- Your task
Omit all pictures. Copy the rest of the material exactly.

- Data provided
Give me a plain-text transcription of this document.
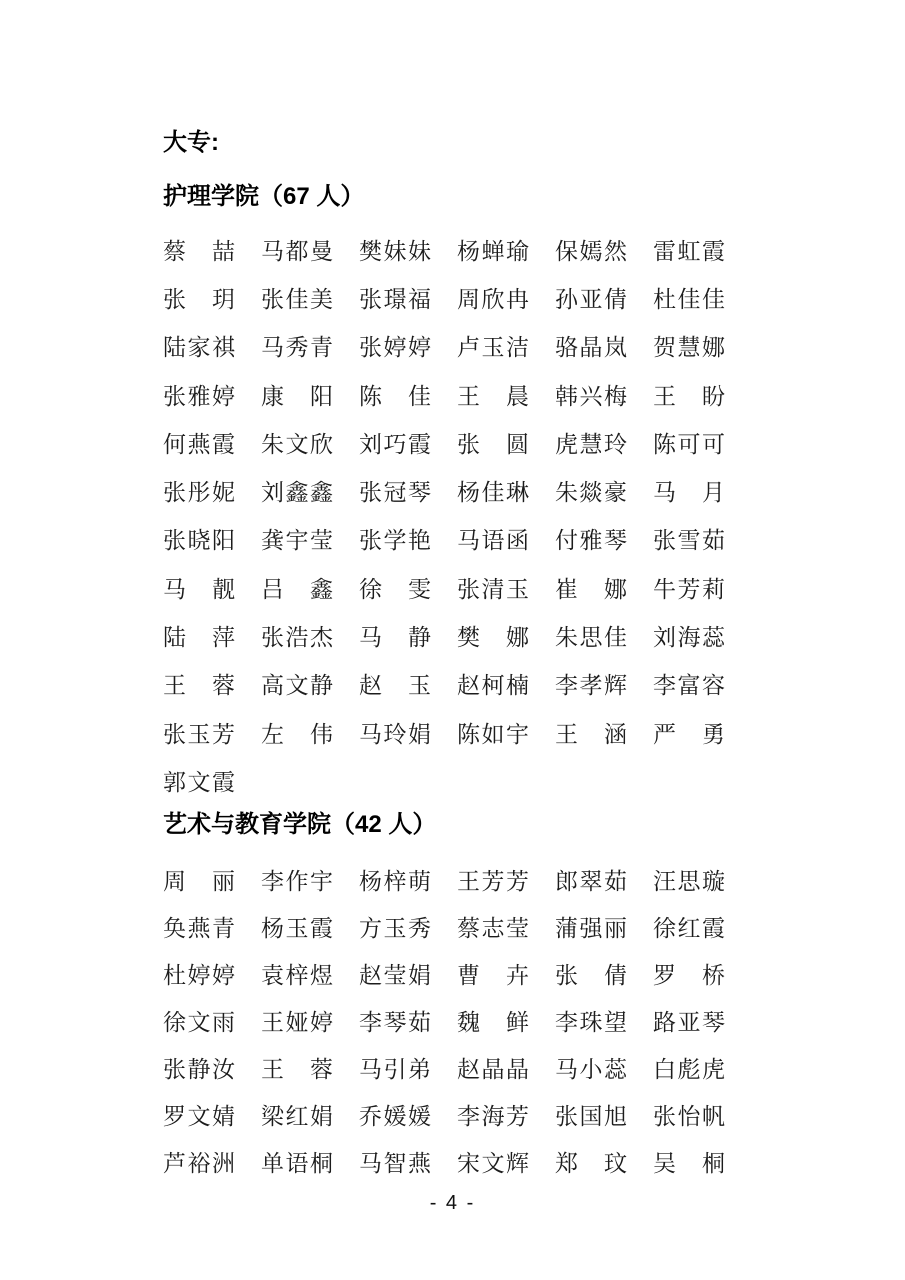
大专:
护理学院（67 人）
蔡喆 马都曼 樊妹妹 杨蝉瑜 保嫣然 雷虹霞
张玥 张佳美 张璟福 周欣冉 孙亚倩 杜佳佳
陆家祺 马秀青 张婷婷 卢玉洁 骆晶岚 贺慧娜
张雅婷 康阳 陈佳 王晨 韩兴梅 王盼
何燕霞 朱文欣 刘巧霞 张圆 虎慧玲 陈可可
张彤妮 刘鑫鑫 张冠琴 杨佳琳 朱燚豪 马月
张晓阳 龚宇莹 张学艳 马语函 付雅琴 张雪茹
马靓 吕鑫 徐雯 张清玉 崔娜 牛芳莉
陆萍 张浩杰 马静 樊娜 朱思佳 刘海蕊
王蓉 高文静 赵玉 赵柯楠 李孝辉 李富容
张玉芳 左伟 马玲娟 陈如宇 王涵 严勇
郭文霞
艺术与教育学院（42 人）
周丽 李作宇 杨梓萌 王芳芳 郎翠茹 汪思璇
奂燕青 杨玉霞 方玉秀 蔡志莹 蒲强丽 徐红霞
杜婷婷 袁梓煜 赵莹娟 曹卉 张倩 罗桥
徐文雨 王娅婷 李琴茹 魏鲜 李珠望 路亚琴
张静汝 王蓉 马引弟 赵晶晶 马小蕊 白彪虎
罗文婧 梁红娟 乔媛媛 李海芳 张国旭 张怡帆
芦裕洲 单语桐 马智燕 宋文辉 郑玟 吴桐
- 4 -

- Answer to the task
Give me a plain-text transcription of this document.
大专:
护理学院（67 人）
蔡喆 马都曼 樊妹妹 杨蝉瑜 保嫣然 雷虹霞
张玥 张佳美 张璟福 周欣冉 孙亚倩 杜佳佳
陆家祺 马秀青 张婷婷 卢玉洁 骆晶岚 贺慧娜
张雅婷 康阳 陈佳 王晨 韩兴梅 王盼
何燕霞 朱文欣 刘巧霞 张圆 虎慧玲 陈可可
张彤妮 刘鑫鑫 张冠琴 杨佳琳 朱燚豪 马月
张晓阳 龚宇莹 张学艳 马语函 付雅琴 张雪茹
马靓 吕鑫 徐雯 张清玉 崔娜 牛芳莉
陆萍 张浩杰 马静 樊娜 朱思佳 刘海蕊
王蓉 高文静 赵玉 赵柯楠 李孝辉 李富容
张玉芳 左伟 马玲娟 陈如宇 王涵 严勇
郭文霞
艺术与教育学院（42 人）
周丽 李作宇 杨梓萌 王芳芳 郎翠茹 汪思璇
奂燕青 杨玉霞 方玉秀 蔡志莹 蒲强丽 徐红霞
杜婷婷 袁梓煜 赵莹娟 曹卉 张倩 罗桥
徐文雨 王娅婷 李琴茹 魏鲜 李珠望 路亚琴
张静汝 王蓉 马引弟 赵晶晶 马小蕊 白彪虎
罗文婧 梁红娟 乔媛媛 李海芳 张国旭 张怡帆
芦裕洲 单语桐 马智燕 宋文辉 郑玟 吴桐
- 4 -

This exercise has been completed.